● **Given exercise**:
Without the pictures, repeat the listing character for character.

● **Supplied material**:
======

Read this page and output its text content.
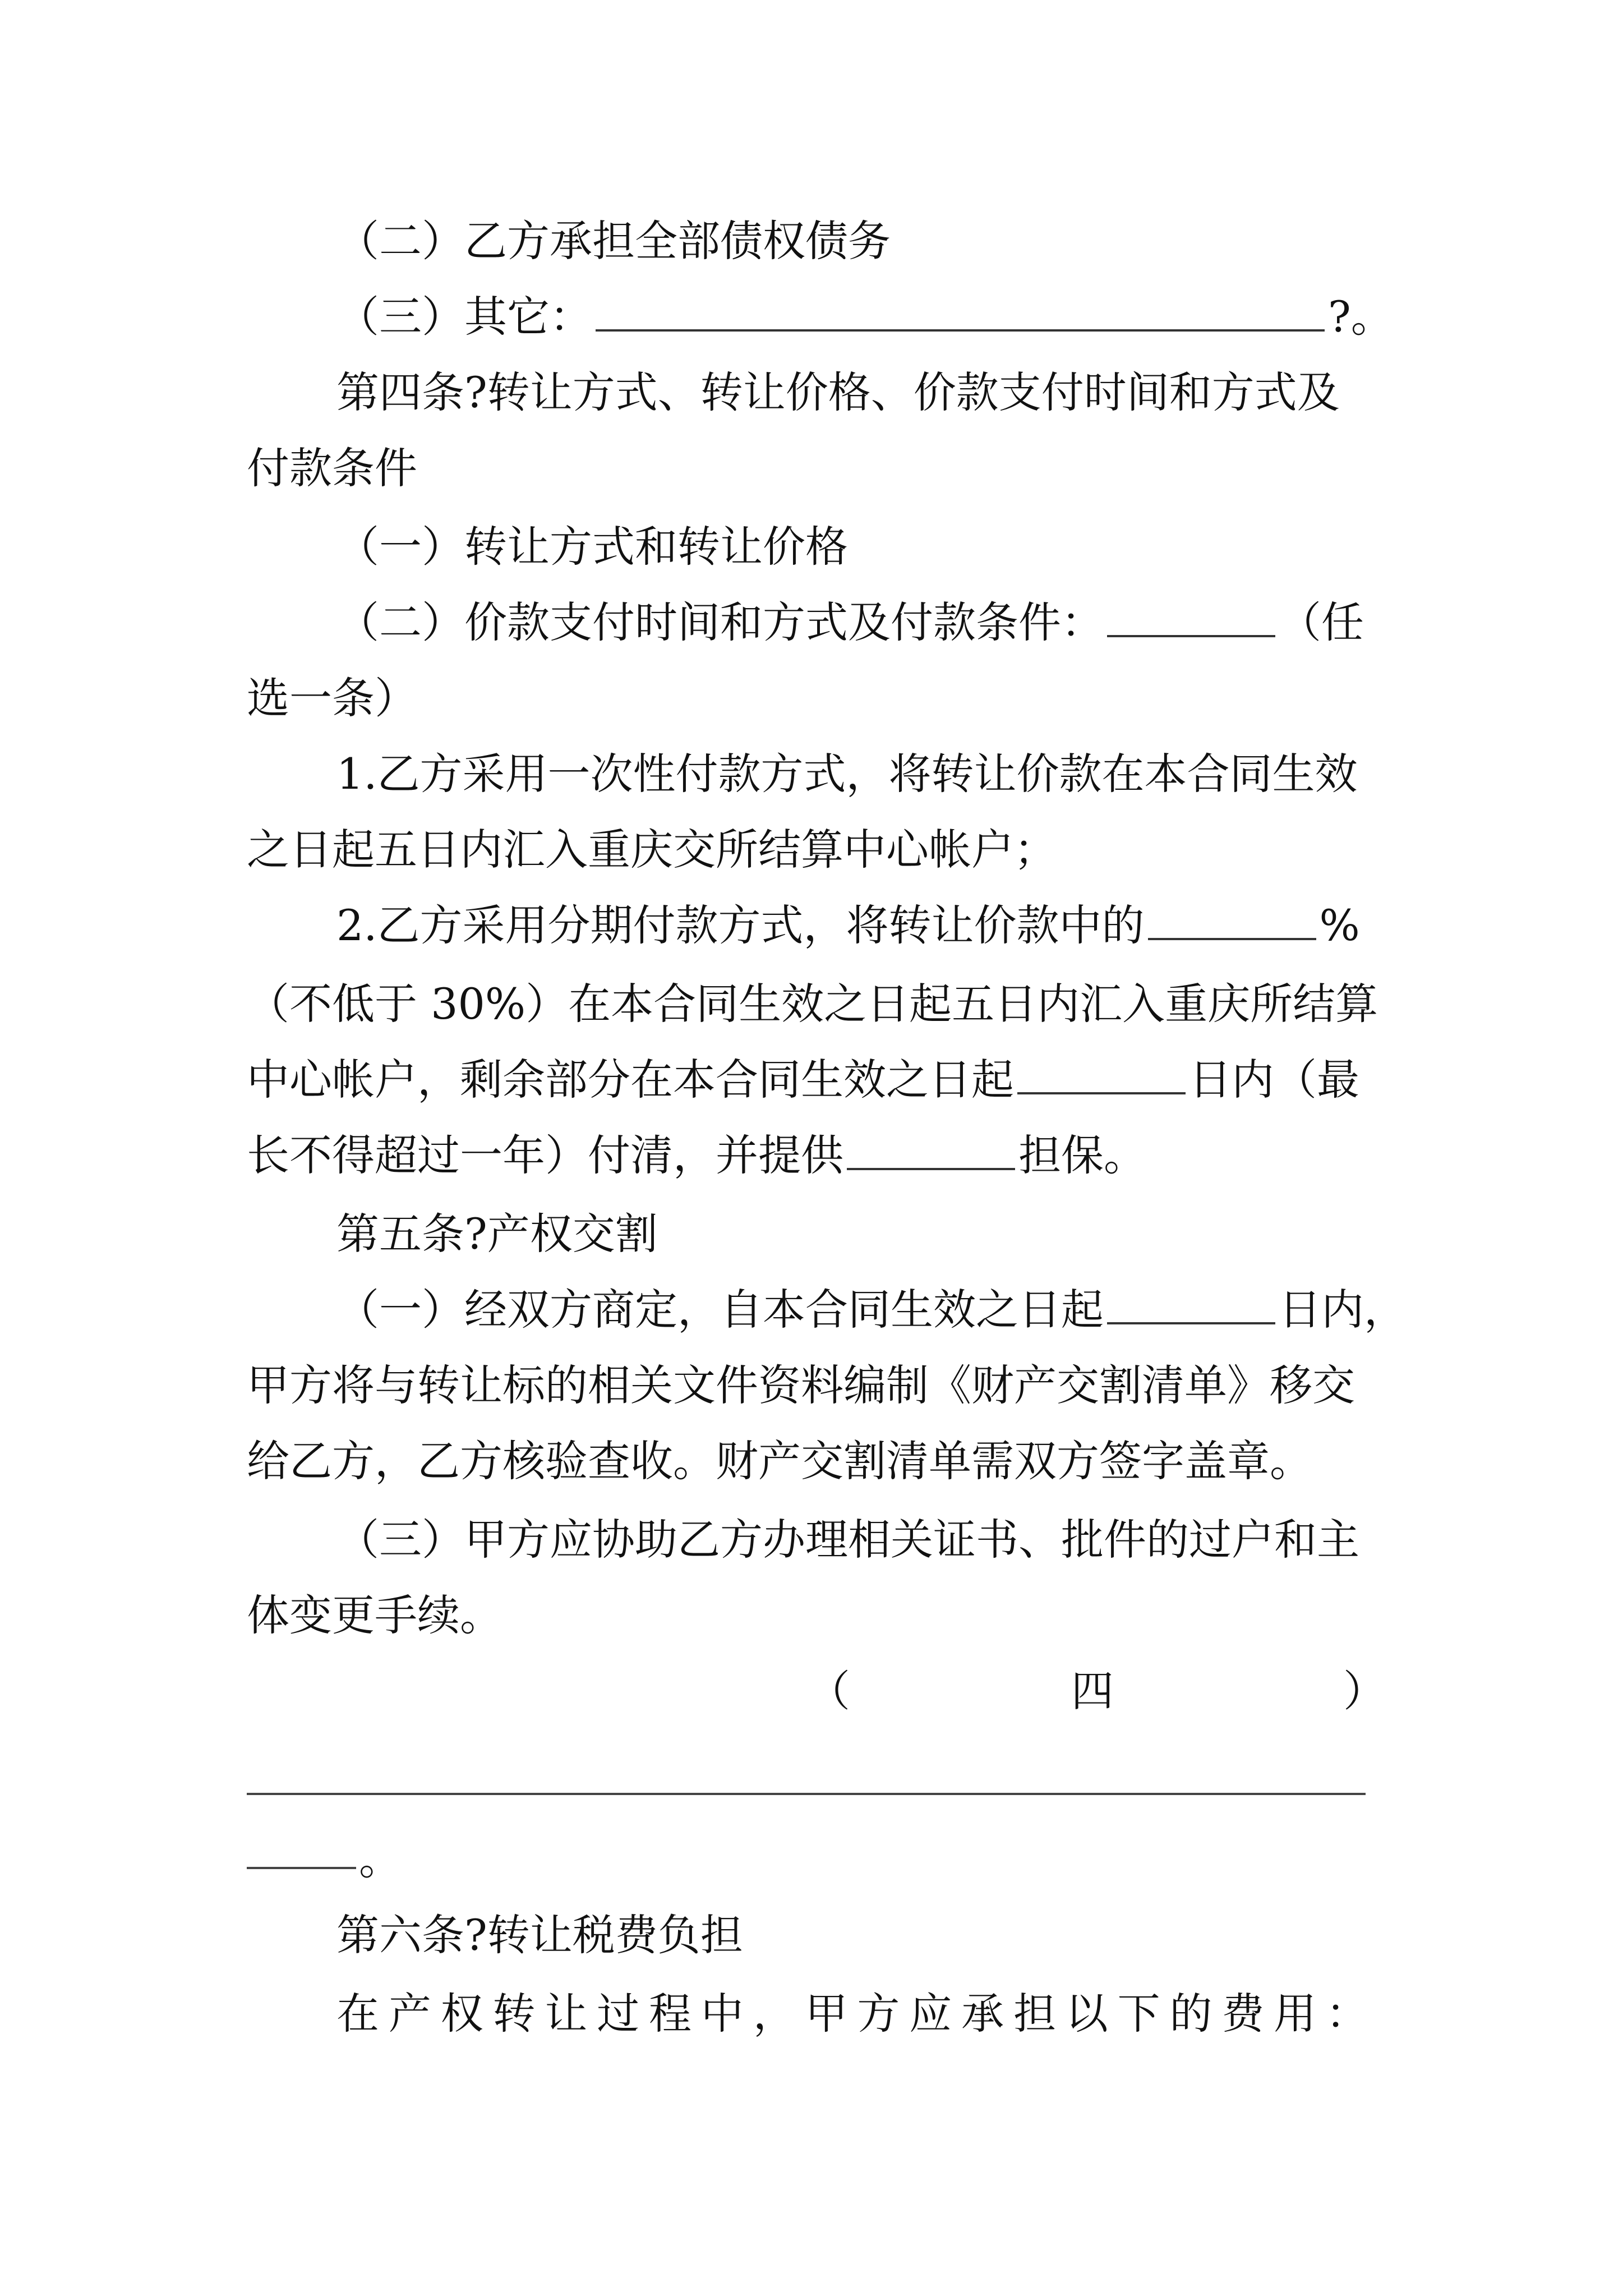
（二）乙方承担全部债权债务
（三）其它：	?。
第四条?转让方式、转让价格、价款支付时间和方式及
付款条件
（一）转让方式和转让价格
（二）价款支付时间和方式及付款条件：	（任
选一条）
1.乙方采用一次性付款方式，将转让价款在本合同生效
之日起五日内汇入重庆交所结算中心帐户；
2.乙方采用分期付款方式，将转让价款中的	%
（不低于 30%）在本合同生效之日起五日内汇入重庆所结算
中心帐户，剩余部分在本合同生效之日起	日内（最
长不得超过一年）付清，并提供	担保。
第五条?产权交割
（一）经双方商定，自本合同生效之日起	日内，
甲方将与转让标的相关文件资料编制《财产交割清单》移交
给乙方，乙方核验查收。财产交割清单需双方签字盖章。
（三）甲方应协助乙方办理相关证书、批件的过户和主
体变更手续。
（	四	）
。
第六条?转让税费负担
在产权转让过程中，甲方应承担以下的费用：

======

● **Task answer**:
Read this page and output its text content.
（二）乙方承担全部债权债务
（三）其它：	?。
第四条?转让方式、转让价格、价款支付时间和方式及
付款条件
（一）转让方式和转让价格
（二）价款支付时间和方式及付款条件：	（任
选一条）
1.乙方采用一次性付款方式，将转让价款在本合同生效
之日起五日内汇入重庆交所结算中心帐户；
2.乙方采用分期付款方式，将转让价款中的	%
（不低于 30%）在本合同生效之日起五日内汇入重庆所结算
中心帐户，剩余部分在本合同生效之日起	日内（最
长不得超过一年）付清，并提供	担保。
第五条?产权交割
（一）经双方商定，自本合同生效之日起	日内，
甲方将与转让标的相关文件资料编制《财产交割清单》移交
给乙方，乙方核验查收。财产交割清单需双方签字盖章。
（三）甲方应协助乙方办理相关证书、批件的过户和主
体变更手续。
（	四	）
。
第六条?转让税费负担
在产权转让过程中，甲方应承担以下的费用：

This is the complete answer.